## [Task to complete]
Among the lines below, list those containing the string "this".

======

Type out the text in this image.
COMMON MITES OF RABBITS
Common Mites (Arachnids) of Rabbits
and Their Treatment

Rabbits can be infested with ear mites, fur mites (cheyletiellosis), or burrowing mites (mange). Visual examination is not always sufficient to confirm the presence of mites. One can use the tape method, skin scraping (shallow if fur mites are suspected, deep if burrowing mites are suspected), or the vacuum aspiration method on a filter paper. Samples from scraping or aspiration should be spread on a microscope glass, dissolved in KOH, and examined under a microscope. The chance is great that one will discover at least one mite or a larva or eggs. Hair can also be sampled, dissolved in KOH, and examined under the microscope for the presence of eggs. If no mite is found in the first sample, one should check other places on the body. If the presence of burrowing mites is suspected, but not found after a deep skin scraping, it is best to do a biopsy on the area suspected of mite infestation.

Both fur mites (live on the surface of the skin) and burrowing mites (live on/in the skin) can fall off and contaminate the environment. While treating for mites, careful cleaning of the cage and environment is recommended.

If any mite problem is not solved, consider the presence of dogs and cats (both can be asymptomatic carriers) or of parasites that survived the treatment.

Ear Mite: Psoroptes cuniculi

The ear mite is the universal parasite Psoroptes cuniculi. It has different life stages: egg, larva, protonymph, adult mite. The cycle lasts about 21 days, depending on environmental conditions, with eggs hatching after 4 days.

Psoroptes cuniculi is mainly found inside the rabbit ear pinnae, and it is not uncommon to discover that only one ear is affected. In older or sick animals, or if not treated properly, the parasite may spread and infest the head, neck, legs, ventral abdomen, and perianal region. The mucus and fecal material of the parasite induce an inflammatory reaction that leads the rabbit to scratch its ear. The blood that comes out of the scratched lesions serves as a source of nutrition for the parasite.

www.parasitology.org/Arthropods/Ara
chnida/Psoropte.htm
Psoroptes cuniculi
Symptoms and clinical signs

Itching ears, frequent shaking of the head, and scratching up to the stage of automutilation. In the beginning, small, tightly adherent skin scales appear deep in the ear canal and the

======

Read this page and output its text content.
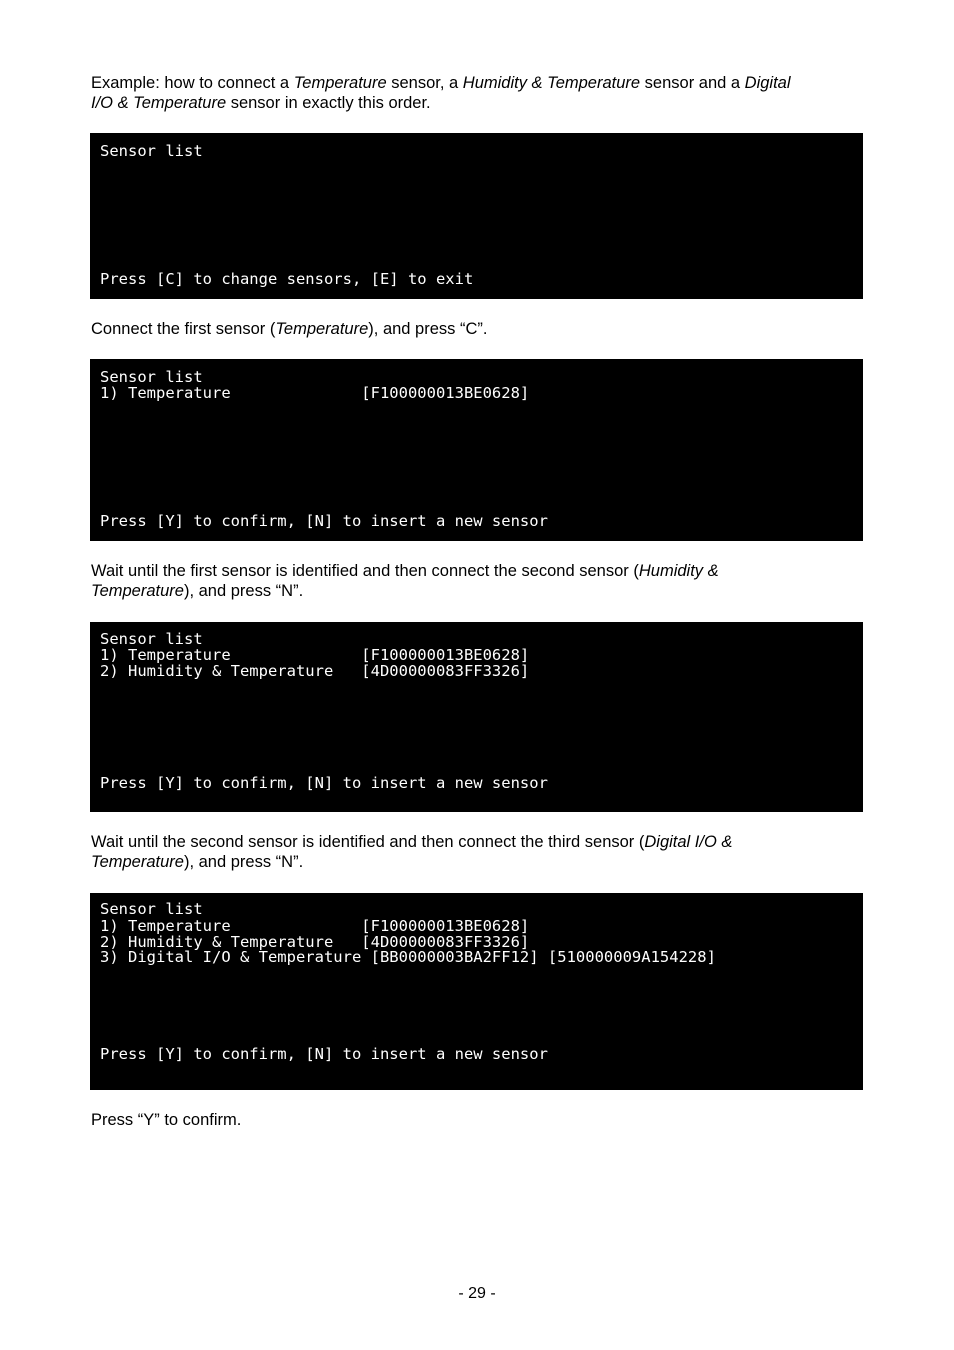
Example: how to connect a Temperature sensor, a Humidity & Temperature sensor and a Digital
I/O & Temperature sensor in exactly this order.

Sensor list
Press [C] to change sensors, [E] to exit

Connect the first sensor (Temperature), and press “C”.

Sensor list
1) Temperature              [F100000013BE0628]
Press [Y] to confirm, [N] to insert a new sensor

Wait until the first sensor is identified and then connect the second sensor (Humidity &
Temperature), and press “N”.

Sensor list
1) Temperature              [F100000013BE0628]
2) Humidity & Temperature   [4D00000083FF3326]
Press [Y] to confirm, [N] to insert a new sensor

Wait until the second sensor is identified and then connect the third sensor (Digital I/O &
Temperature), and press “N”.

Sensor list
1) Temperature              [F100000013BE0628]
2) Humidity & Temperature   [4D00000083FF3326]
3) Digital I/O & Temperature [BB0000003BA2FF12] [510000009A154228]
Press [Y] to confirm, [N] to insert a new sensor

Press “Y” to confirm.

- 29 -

======

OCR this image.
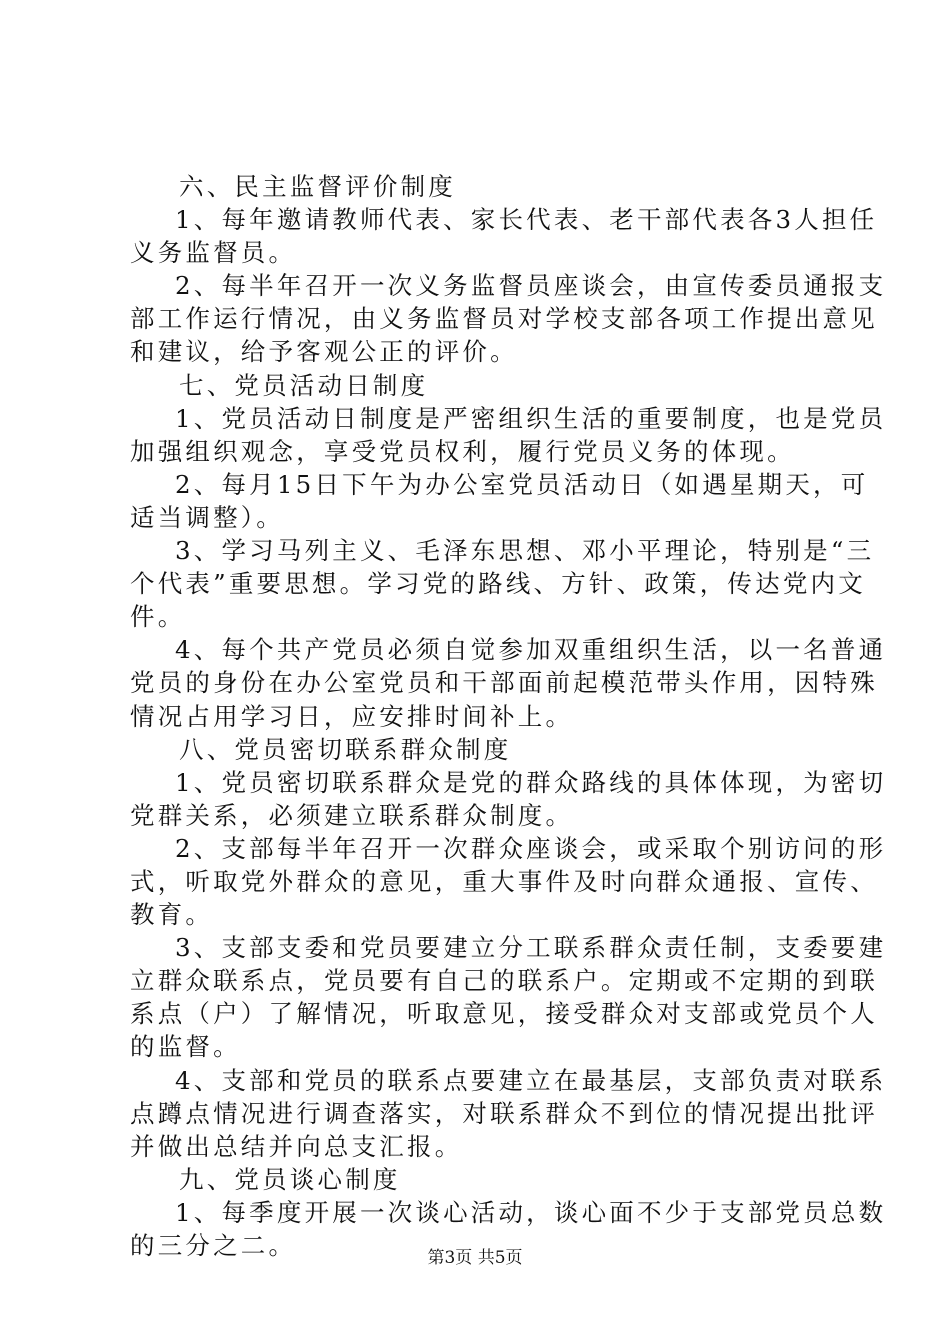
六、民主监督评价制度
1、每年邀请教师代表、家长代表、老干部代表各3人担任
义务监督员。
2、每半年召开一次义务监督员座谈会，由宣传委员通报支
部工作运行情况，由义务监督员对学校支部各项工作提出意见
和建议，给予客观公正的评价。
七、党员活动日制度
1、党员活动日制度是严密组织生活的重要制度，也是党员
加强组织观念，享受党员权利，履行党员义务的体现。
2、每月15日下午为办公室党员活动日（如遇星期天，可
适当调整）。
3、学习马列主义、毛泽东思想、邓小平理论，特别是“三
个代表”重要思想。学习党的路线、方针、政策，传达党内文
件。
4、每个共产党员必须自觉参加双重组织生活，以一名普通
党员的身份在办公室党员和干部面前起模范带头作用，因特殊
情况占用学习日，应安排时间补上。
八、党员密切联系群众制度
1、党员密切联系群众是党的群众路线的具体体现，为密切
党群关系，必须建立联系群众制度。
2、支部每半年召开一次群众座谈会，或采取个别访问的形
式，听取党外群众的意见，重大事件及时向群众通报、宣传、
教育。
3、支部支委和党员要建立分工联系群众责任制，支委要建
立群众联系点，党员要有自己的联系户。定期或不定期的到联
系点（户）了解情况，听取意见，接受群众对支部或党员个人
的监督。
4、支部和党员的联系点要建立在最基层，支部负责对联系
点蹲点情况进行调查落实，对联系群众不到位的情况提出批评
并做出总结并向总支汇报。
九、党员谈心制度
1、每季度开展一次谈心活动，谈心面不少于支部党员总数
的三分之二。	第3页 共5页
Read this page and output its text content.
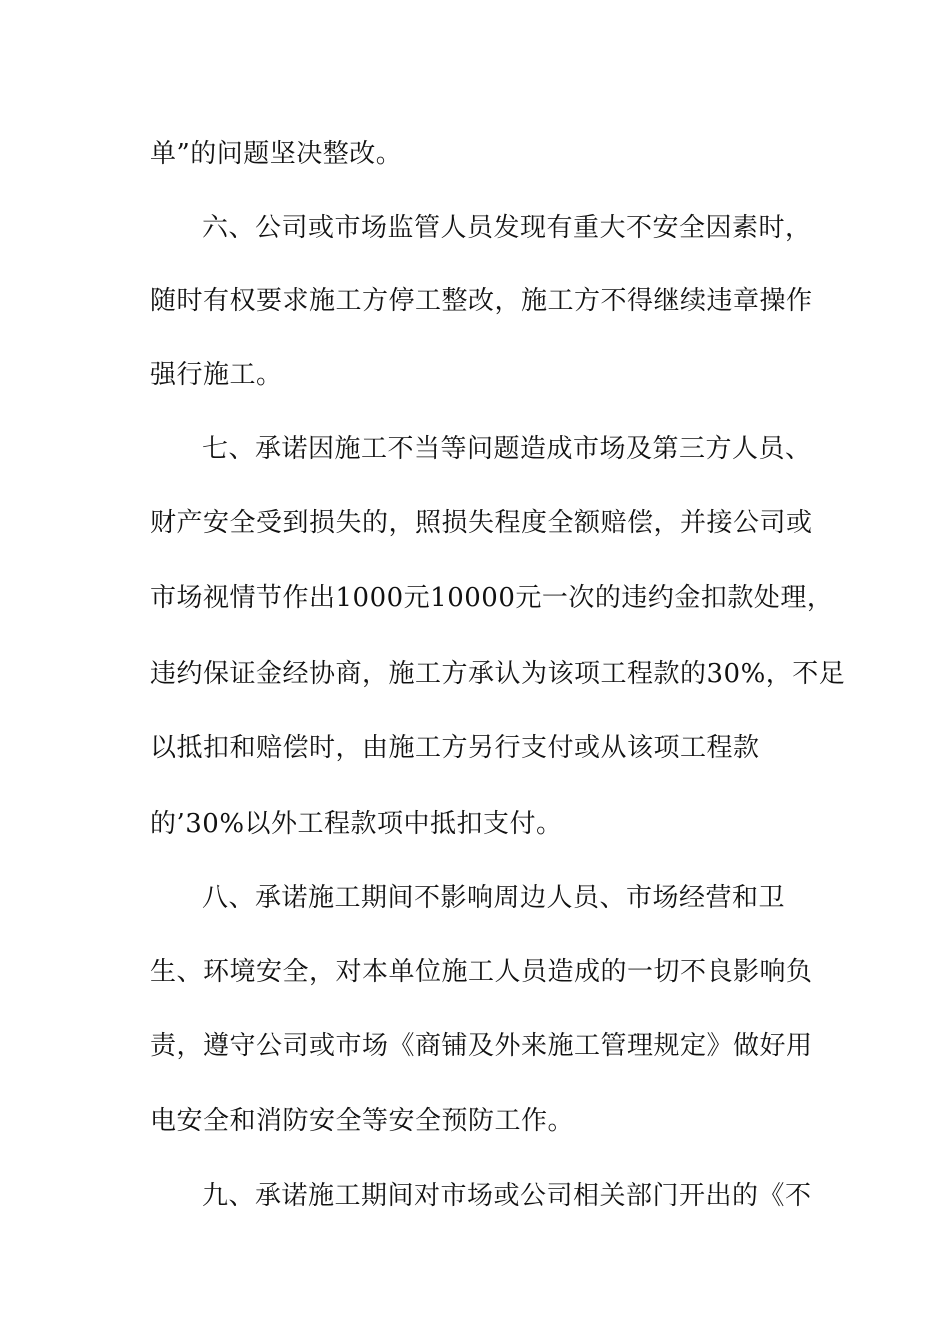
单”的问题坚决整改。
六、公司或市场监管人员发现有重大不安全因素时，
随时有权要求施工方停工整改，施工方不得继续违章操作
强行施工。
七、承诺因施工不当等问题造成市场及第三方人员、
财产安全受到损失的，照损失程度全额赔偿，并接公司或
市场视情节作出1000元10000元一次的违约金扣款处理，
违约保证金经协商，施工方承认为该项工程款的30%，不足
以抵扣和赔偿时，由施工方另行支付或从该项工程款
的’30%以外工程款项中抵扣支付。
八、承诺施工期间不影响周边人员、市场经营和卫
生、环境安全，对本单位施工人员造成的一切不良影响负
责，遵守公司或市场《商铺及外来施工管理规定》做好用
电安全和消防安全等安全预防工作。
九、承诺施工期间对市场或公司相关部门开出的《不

======

## [Result of the task]
Type out the text in this image.
Read this page and output its text content.
I/O & Temperature sensor in exactly this order.
OCR this image.
Read this page and output its text content.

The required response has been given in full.